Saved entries
* * *
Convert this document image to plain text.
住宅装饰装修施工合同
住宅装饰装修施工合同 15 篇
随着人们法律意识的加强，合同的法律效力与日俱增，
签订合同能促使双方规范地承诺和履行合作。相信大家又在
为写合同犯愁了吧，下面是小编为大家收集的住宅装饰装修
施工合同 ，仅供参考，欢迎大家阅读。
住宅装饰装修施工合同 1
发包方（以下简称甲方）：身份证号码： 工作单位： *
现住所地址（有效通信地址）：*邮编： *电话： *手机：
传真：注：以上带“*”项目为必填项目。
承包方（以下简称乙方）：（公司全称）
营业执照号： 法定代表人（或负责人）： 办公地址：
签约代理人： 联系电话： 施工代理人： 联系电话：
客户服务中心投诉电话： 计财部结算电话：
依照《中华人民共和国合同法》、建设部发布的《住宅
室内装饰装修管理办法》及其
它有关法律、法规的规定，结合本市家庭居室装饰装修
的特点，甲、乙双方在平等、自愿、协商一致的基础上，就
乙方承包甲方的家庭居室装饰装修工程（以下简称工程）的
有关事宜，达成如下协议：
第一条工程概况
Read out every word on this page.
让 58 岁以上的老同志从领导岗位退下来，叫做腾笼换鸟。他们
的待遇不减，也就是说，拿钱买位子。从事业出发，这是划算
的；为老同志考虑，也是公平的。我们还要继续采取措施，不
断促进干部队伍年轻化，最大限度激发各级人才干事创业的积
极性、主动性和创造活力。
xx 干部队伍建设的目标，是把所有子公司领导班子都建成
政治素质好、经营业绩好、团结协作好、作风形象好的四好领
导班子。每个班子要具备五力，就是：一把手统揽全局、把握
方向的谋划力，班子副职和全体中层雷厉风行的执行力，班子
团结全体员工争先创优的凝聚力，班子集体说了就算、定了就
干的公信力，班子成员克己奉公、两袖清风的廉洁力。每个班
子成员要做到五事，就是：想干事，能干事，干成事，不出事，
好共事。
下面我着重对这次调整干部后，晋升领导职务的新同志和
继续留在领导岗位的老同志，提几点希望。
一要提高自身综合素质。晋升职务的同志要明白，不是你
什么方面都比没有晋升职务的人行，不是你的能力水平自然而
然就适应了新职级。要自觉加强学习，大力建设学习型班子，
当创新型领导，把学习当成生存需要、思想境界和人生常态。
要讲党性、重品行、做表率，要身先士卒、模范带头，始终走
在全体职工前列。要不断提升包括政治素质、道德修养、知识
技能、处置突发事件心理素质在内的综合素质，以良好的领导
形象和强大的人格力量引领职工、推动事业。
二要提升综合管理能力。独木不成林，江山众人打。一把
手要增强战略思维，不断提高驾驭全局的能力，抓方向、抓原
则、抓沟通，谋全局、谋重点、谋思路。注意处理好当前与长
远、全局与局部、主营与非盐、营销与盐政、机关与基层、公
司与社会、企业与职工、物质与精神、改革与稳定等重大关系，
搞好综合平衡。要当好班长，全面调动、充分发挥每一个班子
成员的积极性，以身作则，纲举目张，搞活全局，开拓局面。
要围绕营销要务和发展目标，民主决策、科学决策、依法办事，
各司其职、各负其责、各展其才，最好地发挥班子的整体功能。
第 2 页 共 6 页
* * *
_The task_
Please give back all of the records exactly as written.

_Task response_
Convert this document image to plain text.
住宅装饰装修施工合同
住宅装饰装修施工合同 15 篇
随着人们法律意识的加强，合同的法律效力与日俱增，
签订合同能促使双方规范地承诺和履行合作。相信大家又在
为写合同犯愁了吧，下面是小编为大家收集的住宅装饰装修
施工合同 ，仅供参考，欢迎大家阅读。
住宅装饰装修施工合同 1
发包方（以下简称甲方）：身份证号码： 工作单位： *
现住所地址（有效通信地址）：*邮编： *电话： *手机：
传真：注：以上带“*”项目为必填项目。
承包方（以下简称乙方）：（公司全称）
营业执照号： 法定代表人（或负责人）： 办公地址：
签约代理人： 联系电话： 施工代理人： 联系电话：
客户服务中心投诉电话： 计财部结算电话：
依照《中华人民共和国合同法》、建设部发布的《住宅
室内装饰装修管理办法》及其
它有关法律、法规的规定，结合本市家庭居室装饰装修
的特点，甲、乙双方在平等、自愿、协商一致的基础上，就
乙方承包甲方的家庭居室装饰装修工程（以下简称工程）的
有关事宜，达成如下协议：
第一条工程概况
Read out every word on this page.
让 58 岁以上的老同志从领导岗位退下来，叫做腾笼换鸟。他们
的待遇不减，也就是说，拿钱买位子。从事业出发，这是划算
的；为老同志考虑，也是公平的。我们还要继续采取措施，不
断促进干部队伍年轻化，最大限度激发各级人才干事创业的积
极性、主动性和创造活力。
xx 干部队伍建设的目标，是把所有子公司领导班子都建成
政治素质好、经营业绩好、团结协作好、作风形象好的四好领
导班子。每个班子要具备五力，就是：一把手统揽全局、把握
方向的谋划力，班子副职和全体中层雷厉风行的执行力，班子
团结全体员工争先创优的凝聚力，班子集体说了就算、定了就
干的公信力，班子成员克己奉公、两袖清风的廉洁力。每个班
子成员要做到五事，就是：想干事，能干事，干成事，不出事，
好共事。
下面我着重对这次调整干部后，晋升领导职务的新同志和
继续留在领导岗位的老同志，提几点希望。
一要提高自身综合素质。晋升职务的同志要明白，不是你
什么方面都比没有晋升职务的人行，不是你的能力水平自然而
然就适应了新职级。要自觉加强学习，大力建设学习型班子，
当创新型领导，把学习当成生存需要、思想境界和人生常态。
要讲党性、重品行、做表率，要身先士卒、模范带头，始终走
在全体职工前列。要不断提升包括政治素质、道德修养、知识
技能、处置突发事件心理素质在内的综合素质，以良好的领导
形象和强大的人格力量引领职工、推动事业。
二要提升综合管理能力。独木不成林，江山众人打。一把
手要增强战略思维，不断提高驾驭全局的能力，抓方向、抓原
则、抓沟通，谋全局、谋重点、谋思路。注意处理好当前与长
远、全局与局部、主营与非盐、营销与盐政、机关与基层、公
司与社会、企业与职工、物质与精神、改革与稳定等重大关系，
搞好综合平衡。要当好班长，全面调动、充分发挥每一个班子
成员的积极性，以身作则，纲举目张，搞活全局，开拓局面。
要围绕营销要务和发展目标，民主决策、科学决策、依法办事，
各司其职、各负其责、各展其才，最好地发挥班子的整体功能。
第 2 页 共 6 页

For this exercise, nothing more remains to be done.